--- start AVAILABLE RECORDS ---
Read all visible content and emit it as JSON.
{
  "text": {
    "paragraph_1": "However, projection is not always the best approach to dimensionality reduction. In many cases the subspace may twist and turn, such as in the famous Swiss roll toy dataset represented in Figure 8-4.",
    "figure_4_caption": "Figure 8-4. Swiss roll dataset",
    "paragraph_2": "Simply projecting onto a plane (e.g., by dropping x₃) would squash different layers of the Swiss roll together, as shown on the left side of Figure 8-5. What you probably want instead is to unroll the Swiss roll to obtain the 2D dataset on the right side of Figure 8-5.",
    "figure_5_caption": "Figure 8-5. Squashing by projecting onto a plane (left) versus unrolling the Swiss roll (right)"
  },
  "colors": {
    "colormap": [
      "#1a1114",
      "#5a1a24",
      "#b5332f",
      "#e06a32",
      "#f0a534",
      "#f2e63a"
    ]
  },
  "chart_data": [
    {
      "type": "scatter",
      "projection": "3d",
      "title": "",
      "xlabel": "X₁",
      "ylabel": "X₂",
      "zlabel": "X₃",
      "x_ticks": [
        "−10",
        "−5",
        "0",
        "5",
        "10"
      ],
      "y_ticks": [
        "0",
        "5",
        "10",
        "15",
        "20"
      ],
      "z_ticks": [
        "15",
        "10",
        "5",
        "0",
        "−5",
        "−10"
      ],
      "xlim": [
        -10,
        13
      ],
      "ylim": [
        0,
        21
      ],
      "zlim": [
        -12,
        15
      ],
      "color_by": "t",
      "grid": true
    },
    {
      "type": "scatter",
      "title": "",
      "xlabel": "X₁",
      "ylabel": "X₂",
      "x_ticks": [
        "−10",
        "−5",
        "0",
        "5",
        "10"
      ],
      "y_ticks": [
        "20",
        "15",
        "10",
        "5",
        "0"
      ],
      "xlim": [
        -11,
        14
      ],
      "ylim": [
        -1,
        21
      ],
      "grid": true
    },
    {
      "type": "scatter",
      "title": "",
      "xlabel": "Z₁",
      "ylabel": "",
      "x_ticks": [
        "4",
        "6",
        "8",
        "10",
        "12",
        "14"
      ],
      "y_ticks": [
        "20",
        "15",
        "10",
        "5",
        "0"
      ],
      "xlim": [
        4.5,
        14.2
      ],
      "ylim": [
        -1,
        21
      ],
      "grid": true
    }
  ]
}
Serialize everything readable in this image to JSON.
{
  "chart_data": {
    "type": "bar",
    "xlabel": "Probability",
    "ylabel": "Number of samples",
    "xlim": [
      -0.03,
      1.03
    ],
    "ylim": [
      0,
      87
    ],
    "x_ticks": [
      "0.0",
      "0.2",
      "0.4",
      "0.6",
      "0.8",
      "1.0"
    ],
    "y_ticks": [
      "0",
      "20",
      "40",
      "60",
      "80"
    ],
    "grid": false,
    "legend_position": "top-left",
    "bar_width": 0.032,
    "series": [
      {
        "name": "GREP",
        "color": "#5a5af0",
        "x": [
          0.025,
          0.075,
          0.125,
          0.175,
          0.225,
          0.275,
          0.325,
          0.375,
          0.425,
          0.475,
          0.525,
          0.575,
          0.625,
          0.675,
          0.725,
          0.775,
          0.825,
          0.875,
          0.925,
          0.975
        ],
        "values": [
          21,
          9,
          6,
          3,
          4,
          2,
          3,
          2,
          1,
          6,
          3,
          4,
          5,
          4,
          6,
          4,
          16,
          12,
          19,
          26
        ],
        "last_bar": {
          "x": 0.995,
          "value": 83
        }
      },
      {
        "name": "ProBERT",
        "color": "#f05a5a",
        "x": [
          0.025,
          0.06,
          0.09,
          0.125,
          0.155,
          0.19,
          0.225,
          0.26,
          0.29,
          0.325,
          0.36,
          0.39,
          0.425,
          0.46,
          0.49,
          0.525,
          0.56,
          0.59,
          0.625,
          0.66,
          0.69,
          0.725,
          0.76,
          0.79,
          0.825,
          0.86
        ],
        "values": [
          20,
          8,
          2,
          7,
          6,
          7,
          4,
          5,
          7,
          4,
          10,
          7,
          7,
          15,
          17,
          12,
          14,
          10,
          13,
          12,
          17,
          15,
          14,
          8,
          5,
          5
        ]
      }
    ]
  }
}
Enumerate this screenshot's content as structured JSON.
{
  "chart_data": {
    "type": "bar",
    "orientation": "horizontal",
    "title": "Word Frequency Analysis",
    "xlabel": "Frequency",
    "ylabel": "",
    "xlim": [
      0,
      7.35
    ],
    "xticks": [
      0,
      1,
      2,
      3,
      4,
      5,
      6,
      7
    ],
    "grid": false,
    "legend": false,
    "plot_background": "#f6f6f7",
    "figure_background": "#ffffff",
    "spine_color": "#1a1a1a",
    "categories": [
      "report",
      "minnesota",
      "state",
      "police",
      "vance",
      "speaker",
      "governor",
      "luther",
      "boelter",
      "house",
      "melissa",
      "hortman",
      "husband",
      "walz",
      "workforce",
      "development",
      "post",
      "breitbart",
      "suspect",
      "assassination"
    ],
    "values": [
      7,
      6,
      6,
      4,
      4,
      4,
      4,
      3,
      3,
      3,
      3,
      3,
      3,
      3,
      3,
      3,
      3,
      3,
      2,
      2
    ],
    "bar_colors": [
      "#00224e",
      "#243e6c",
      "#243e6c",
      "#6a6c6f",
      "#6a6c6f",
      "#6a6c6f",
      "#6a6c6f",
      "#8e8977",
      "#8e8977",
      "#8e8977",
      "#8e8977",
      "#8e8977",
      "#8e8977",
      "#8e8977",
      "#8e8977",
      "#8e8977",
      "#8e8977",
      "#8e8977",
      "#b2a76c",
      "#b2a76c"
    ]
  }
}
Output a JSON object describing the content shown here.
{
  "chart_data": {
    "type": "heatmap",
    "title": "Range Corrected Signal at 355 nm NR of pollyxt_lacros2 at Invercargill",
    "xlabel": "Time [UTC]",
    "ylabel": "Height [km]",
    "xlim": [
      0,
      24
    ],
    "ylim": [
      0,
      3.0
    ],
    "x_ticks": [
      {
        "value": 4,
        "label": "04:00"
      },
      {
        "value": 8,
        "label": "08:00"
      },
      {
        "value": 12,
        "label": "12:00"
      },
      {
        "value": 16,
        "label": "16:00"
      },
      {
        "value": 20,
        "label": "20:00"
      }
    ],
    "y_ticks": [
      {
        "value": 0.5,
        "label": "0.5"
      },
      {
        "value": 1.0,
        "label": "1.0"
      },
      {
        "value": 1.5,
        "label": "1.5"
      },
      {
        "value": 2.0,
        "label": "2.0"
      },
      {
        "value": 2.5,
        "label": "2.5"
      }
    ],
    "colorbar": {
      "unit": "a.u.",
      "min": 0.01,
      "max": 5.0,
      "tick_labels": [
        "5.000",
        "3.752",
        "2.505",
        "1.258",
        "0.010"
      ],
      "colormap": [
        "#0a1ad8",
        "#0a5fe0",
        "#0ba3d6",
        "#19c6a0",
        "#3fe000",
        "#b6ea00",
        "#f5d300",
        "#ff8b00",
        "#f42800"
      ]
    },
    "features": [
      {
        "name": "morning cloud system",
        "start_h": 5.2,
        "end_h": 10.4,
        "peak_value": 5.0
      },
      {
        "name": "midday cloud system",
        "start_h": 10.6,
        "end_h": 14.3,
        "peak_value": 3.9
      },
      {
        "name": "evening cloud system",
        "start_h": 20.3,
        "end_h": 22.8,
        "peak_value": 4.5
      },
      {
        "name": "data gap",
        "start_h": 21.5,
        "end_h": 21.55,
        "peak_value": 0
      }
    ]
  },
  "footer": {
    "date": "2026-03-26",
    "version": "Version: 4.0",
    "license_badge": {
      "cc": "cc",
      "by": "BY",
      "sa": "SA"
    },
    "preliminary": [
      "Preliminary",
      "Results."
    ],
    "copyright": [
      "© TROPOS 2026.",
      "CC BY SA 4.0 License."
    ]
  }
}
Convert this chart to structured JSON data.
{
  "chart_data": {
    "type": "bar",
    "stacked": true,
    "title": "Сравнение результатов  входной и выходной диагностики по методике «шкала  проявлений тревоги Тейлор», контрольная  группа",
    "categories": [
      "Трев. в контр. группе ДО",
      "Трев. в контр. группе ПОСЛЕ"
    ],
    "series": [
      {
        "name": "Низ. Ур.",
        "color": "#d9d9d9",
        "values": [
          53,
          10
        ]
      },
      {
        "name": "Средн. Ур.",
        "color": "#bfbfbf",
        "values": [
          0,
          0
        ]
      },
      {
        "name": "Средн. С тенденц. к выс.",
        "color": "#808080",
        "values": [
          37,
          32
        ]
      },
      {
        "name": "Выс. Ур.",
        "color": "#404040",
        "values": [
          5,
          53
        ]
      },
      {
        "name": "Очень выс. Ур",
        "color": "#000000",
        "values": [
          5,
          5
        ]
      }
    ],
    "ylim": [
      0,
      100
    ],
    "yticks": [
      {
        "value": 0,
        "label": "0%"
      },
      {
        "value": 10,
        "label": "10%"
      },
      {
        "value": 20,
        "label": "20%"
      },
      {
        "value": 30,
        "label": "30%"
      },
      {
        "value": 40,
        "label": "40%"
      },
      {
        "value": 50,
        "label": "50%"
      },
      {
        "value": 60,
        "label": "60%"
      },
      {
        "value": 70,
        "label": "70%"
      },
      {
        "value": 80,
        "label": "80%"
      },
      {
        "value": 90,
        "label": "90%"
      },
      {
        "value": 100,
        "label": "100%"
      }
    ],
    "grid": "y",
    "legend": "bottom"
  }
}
--- end AVAILABLE RECORDS ---
In the material above, find each line that contains the word "structured", and select it.

— TASK RESULT —
Enumerate this screenshot's content as structured JSON.
Convert this chart to structured JSON data.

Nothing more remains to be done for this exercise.